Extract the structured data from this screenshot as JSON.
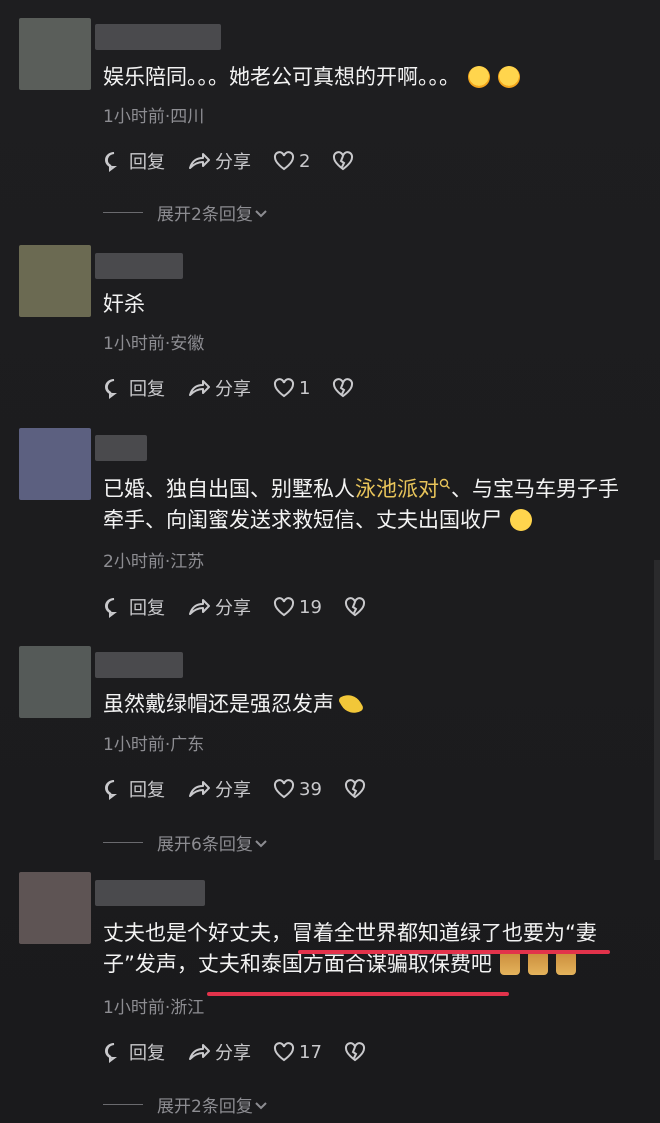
{
  "comments": [
    {
      "text_parts": [
        "娱乐陪同。。。她老公可真想的开啊。。。"
      ],
      "emojis": [
        "hug-emoji",
        "hug-emoji"
      ],
      "meta": "1小时前·四川",
      "reply_label": "回复",
      "share_label": "分享",
      "likes": "2",
      "expand": "展开2条回复"
    },
    {
      "text_parts": [
        "奸杀"
      ],
      "meta": "1小时前·安徽",
      "reply_label": "回复",
      "share_label": "分享",
      "likes": "1"
    },
    {
      "text_line1_a": "已婚、独自出国、别墅私人",
      "text_highlight": "泳池派对",
      "text_line1_b": "、与宝马车男子手",
      "text_line2": "牵手、向闺蜜发送求救短信、丈夫出国收尸",
      "meta": "2小时前·江苏",
      "reply_label": "回复",
      "share_label": "分享",
      "likes": "19"
    },
    {
      "text_parts": [
        "虽然戴绿帽还是强忍发声"
      ],
      "meta": "1小时前·广东",
      "reply_label": "回复",
      "share_label": "分享",
      "likes": "39",
      "expand": "展开6条回复"
    },
    {
      "text_line1": "丈夫也是个好丈夫，冒着全世界都知道绿了也要为“妻",
      "text_line2": "子”发声，丈夫和泰国方面合谋骗取保费吧",
      "meta": "1小时前·浙江",
      "reply_label": "回复",
      "share_label": "分享",
      "likes": "17",
      "expand": "展开2条回复"
    }
  ],
  "colors": {
    "background": "#1c1c1e",
    "highlight": "#e8c45a",
    "underline": "#e2334b",
    "meta": "#8d8d92"
  },
  "icons": [
    "reply-bubble-icon",
    "share-arrow-icon",
    "like-heart-icon",
    "dislike-broken-heart-icon",
    "chevron-down-icon",
    "search-icon"
  ]
}
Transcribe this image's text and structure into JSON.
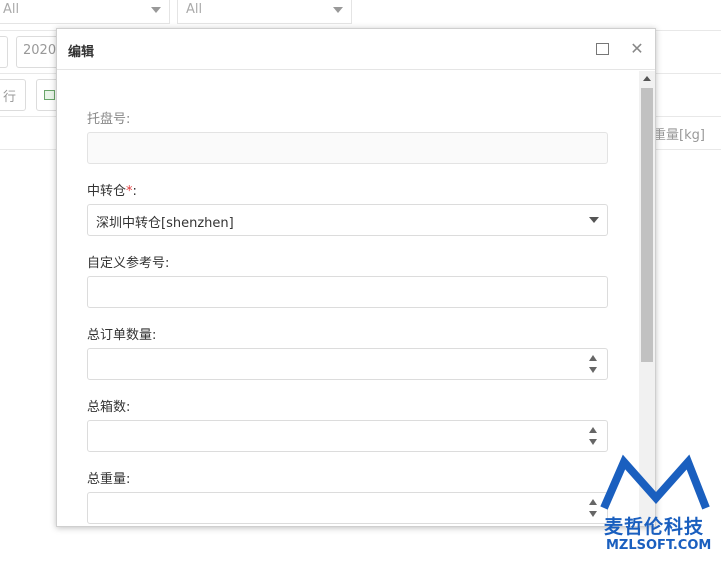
{
  "background": {
    "filter1_value": "All",
    "filter2_value": "All",
    "date_prefix": "2020",
    "row_button_text": "行",
    "column_header_weight": "重量[kg]"
  },
  "dialog": {
    "title": "编辑",
    "fields": [
      {
        "label": "托盘号:",
        "value": "",
        "type": "text",
        "disabled": true
      },
      {
        "label": "中转仓",
        "required_mark": "*",
        "label_suffix": ":",
        "value": "深圳中转仓[shenzhen]",
        "type": "select"
      },
      {
        "label": "自定义参考号:",
        "value": "",
        "type": "text"
      },
      {
        "label": "总订单数量:",
        "value": "",
        "type": "number"
      },
      {
        "label": "总箱数:",
        "value": "",
        "type": "number"
      },
      {
        "label": "总重量:",
        "value": "",
        "type": "number"
      }
    ]
  },
  "watermark": {
    "brand_cn": "麦哲伦科技",
    "brand_url": "MZLSOFT.COM",
    "color": "#1a5fbf"
  }
}
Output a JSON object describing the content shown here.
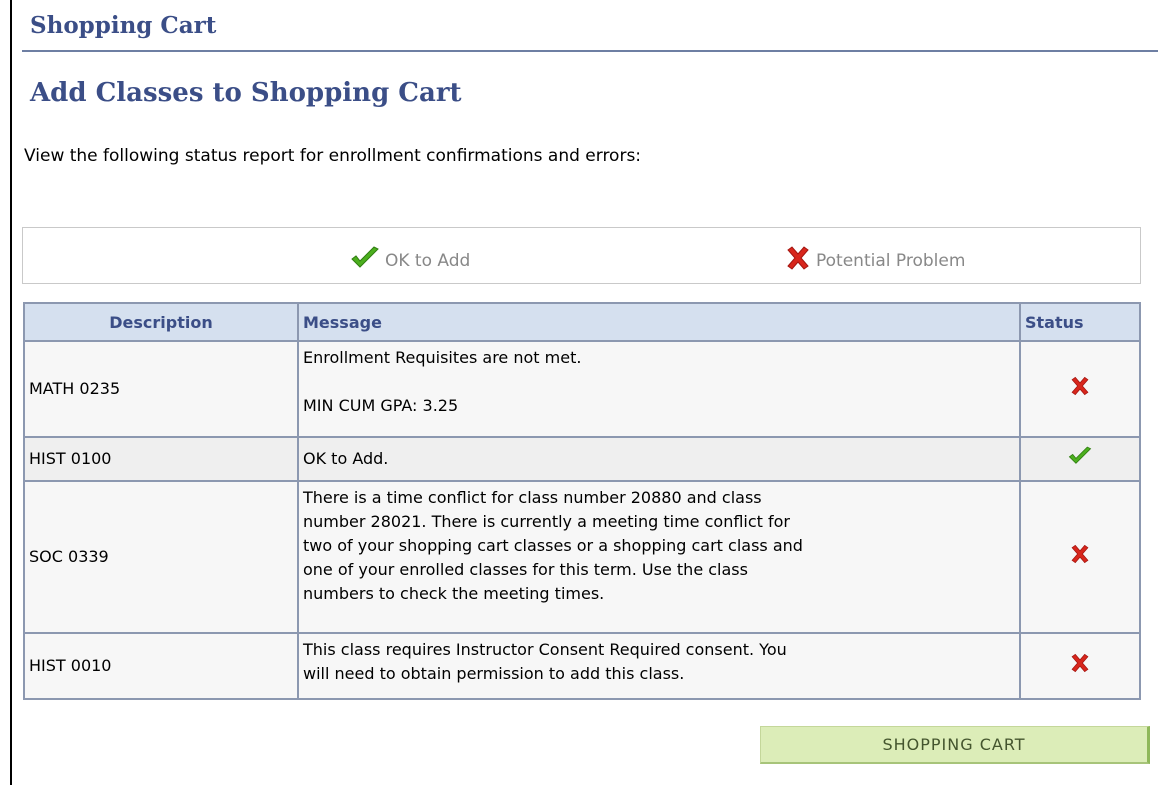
{
  "header": {
    "title": "Shopping Cart"
  },
  "main": {
    "section_title": "Add Classes to Shopping Cart",
    "intro": "View the following status report for enrollment confirmations and errors:"
  },
  "legend": {
    "ok_label": "OK to Add",
    "problem_label": "Potential Problem",
    "ok_icon": "checkmark-icon",
    "problem_icon": "x-icon"
  },
  "table": {
    "headers": {
      "description": "Description",
      "message": "Message",
      "status": "Status"
    },
    "rows": [
      {
        "description": "MATH 0235",
        "message_lines": [
          "Enrollment Requisites are not met.",
          "MIN CUM GPA: 3.25"
        ],
        "status": "problem"
      },
      {
        "description": "HIST 0100",
        "message_lines": [
          "OK to Add."
        ],
        "status": "ok"
      },
      {
        "description": "SOC 0339",
        "message_lines": [
          "There is a time conflict for class number 20880 and class",
          "number 28021. There is currently a meeting time conflict for",
          "two of your shopping cart classes or a shopping cart class and",
          "one of your enrolled classes for this term. Use the class",
          "numbers to check the meeting times."
        ],
        "status": "problem"
      },
      {
        "description": "HIST 0010",
        "message_lines": [
          "This class requires Instructor Consent Required consent. You",
          "will need to obtain permission to add this class."
        ],
        "status": "problem"
      }
    ]
  },
  "actions": {
    "shopping_cart_label": "SHOPPING CART"
  },
  "colors": {
    "title": "#3b4e87",
    "header_bg": "#d5e0ef",
    "ok_green": "#4caf1e",
    "problem_red": "#d8261c",
    "button_bg": "#dcedb8"
  }
}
★ ★ ★ ★ ★
| TASK TO CARRY OUT |
Provide solely the number of lines in the data that include the word "description".

| TASK SOLUTION |
5